> SET TASK:
Each record below is to be reproduced without any change.

> Records excerpted from a collection:

┌──

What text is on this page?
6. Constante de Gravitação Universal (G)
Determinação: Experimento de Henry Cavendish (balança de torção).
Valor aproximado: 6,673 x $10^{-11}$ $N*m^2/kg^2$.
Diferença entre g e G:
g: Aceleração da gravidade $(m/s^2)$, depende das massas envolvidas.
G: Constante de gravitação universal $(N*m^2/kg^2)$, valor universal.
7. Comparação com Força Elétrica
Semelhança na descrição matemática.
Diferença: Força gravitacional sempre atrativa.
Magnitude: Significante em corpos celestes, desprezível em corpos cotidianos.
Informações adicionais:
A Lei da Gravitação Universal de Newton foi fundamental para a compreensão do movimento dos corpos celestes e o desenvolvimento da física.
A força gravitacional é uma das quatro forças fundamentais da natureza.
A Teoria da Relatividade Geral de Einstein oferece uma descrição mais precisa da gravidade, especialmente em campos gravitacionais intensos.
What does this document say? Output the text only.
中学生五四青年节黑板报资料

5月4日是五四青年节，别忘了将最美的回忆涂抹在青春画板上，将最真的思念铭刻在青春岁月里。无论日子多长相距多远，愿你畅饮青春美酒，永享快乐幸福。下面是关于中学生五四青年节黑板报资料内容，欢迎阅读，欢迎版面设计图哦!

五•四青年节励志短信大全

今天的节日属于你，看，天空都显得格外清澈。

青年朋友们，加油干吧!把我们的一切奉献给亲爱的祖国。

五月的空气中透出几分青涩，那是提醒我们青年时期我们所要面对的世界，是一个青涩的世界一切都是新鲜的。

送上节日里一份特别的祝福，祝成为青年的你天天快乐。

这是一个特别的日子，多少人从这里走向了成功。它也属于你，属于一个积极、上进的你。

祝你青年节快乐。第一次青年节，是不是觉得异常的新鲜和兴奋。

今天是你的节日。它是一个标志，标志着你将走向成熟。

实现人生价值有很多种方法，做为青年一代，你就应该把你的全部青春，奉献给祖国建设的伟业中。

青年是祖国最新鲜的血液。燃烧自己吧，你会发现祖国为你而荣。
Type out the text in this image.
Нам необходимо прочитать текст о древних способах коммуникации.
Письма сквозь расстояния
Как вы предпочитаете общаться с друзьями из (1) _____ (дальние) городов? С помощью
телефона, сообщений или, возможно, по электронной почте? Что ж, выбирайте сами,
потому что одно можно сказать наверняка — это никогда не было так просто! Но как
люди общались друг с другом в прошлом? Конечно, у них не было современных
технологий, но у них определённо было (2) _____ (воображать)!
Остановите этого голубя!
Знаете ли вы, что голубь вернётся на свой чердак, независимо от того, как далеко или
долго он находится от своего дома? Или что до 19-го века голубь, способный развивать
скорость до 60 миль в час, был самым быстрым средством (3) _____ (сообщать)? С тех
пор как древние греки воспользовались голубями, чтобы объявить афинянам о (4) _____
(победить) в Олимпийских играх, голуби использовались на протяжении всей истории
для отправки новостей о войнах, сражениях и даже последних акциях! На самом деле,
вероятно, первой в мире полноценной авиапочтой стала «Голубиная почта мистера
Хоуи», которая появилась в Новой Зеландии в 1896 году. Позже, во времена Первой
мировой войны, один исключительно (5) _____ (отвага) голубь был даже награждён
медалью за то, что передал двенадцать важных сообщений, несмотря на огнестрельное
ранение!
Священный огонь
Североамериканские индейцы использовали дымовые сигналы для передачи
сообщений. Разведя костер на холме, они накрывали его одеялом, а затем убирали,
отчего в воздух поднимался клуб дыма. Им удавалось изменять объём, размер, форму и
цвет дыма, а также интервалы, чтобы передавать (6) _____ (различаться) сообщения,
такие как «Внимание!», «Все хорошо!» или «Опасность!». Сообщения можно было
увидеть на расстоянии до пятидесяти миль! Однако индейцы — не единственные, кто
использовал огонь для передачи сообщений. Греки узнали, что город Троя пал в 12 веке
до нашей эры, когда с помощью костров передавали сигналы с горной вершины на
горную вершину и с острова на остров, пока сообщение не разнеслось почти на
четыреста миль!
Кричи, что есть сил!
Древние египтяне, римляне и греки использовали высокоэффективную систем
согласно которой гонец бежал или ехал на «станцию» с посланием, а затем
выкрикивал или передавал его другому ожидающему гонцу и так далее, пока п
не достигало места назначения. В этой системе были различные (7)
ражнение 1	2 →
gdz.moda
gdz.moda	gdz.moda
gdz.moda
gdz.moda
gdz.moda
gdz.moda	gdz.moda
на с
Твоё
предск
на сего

└──

> OUTPUT FOR THIS EXERCISE:
What text is on this page?
6. Constante de Gravitação Universal (G)
Determinação: Experimento de Henry Cavendish (balança de torção).
Valor aproximado: 6,673 x $10^{-11}$ $N*m^2/kg^2$.
Diferença entre g e G:
g: Aceleração da gravidade $(m/s^2)$, depende das massas envolvidas.
G: Constante de gravitação universal $(N*m^2/kg^2)$, valor universal.
7. Comparação com Força Elétrica
Semelhança na descrição matemática.
Diferença: Força gravitacional sempre atrativa.
Magnitude: Significante em corpos celestes, desprezível em corpos cotidianos.
Informações adicionais:
A Lei da Gravitação Universal de Newton foi fundamental para a compreensão do movimento dos corpos celestes e o desenvolvimento da física.
A força gravitacional é uma das quatro forças fundamentais da natureza.
A Teoria da Relatividade Geral de Einstein oferece uma descrição mais precisa da gravidade, especialmente em campos gravitacionais intensos.
What does this document say? Output the text only.
中学生五四青年节黑板报资料

5月4日是五四青年节，别忘了将最美的回忆涂抹在青春画板上，将最真的思念铭刻在青春岁月里。无论日子多长相距多远，愿你畅饮青春美酒，永享快乐幸福。下面是关于中学生五四青年节黑板报资料内容，欢迎阅读，欢迎版面设计图哦!

五•四青年节励志短信大全

今天的节日属于你，看，天空都显得格外清澈。

青年朋友们，加油干吧!把我们的一切奉献给亲爱的祖国。

五月的空气中透出几分青涩，那是提醒我们青年时期我们所要面对的世界，是一个青涩的世界一切都是新鲜的。

送上节日里一份特别的祝福，祝成为青年的你天天快乐。

这是一个特别的日子，多少人从这里走向了成功。它也属于你，属于一个积极、上进的你。

祝你青年节快乐。第一次青年节，是不是觉得异常的新鲜和兴奋。

今天是你的节日。它是一个标志，标志着你将走向成熟。

实现人生价值有很多种方法，做为青年一代，你就应该把你的全部青春，奉献给祖国建设的伟业中。

青年是祖国最新鲜的血液。燃烧自己吧，你会发现祖国为你而荣。
Type out the text in this image.
Нам необходимо прочитать текст о древних способах коммуникации.
Письма сквозь расстояния
Как вы предпочитаете общаться с друзьями из (1) _____ (дальние) городов? С помощью
телефона, сообщений или, возможно, по электронной почте? Что ж, выбирайте сами,
потому что одно можно сказать наверняка — это никогда не было так просто! Но как
люди общались друг с другом в прошлом? Конечно, у них не было современных
технологий, но у них определённо было (2) _____ (воображать)!
Остановите этого голубя!
Знаете ли вы, что голубь вернётся на свой чердак, независимо от того, как далеко или
долго он находится от своего дома? Или что до 19-го века голубь, способный развивать
скорость до 60 миль в час, был самым быстрым средством (3) _____ (сообщать)? С тех
пор как древние греки воспользовались голубями, чтобы объявить афинянам о (4) _____
(победить) в Олимпийских играх, голуби использовались на протяжении всей истории
для отправки новостей о войнах, сражениях и даже последних акциях! На самом деле,
вероятно, первой в мире полноценной авиапочтой стала «Голубиная почта мистера
Хоуи», которая появилась в Новой Зеландии в 1896 году. Позже, во времена Первой
мировой войны, один исключительно (5) _____ (отвага) голубь был даже награждён
медалью за то, что передал двенадцать важных сообщений, несмотря на огнестрельное
ранение!
Священный огонь
Североамериканские индейцы использовали дымовые сигналы для передачи
сообщений. Разведя костер на холме, они накрывали его одеялом, а затем убирали,
отчего в воздух поднимался клуб дыма. Им удавалось изменять объём, размер, форму и
цвет дыма, а также интервалы, чтобы передавать (6) _____ (различаться) сообщения,
такие как «Внимание!», «Все хорошо!» или «Опасность!». Сообщения можно было
увидеть на расстоянии до пятидесяти миль! Однако индейцы — не единственные, кто
использовал огонь для передачи сообщений. Греки узнали, что город Троя пал в 12 веке
до нашей эры, когда с помощью костров передавали сигналы с горной вершины на
горную вершину и с острова на остров, пока сообщение не разнеслось почти на
четыреста миль!
Кричи, что есть сил!
Древние египтяне, римляне и греки использовали высокоэффективную систем
согласно которой гонец бежал или ехал на «станцию» с посланием, а затем
выкрикивал или передавал его другому ожидающему гонцу и так далее, пока п
не достигало места назначения. В этой системе были различные (7)
ражнение 1	2 →
gdz.moda
gdz.moda	gdz.moda
gdz.moda
gdz.moda
gdz.moda
gdz.moda	gdz.moda
на с
Твоё
предск
на сего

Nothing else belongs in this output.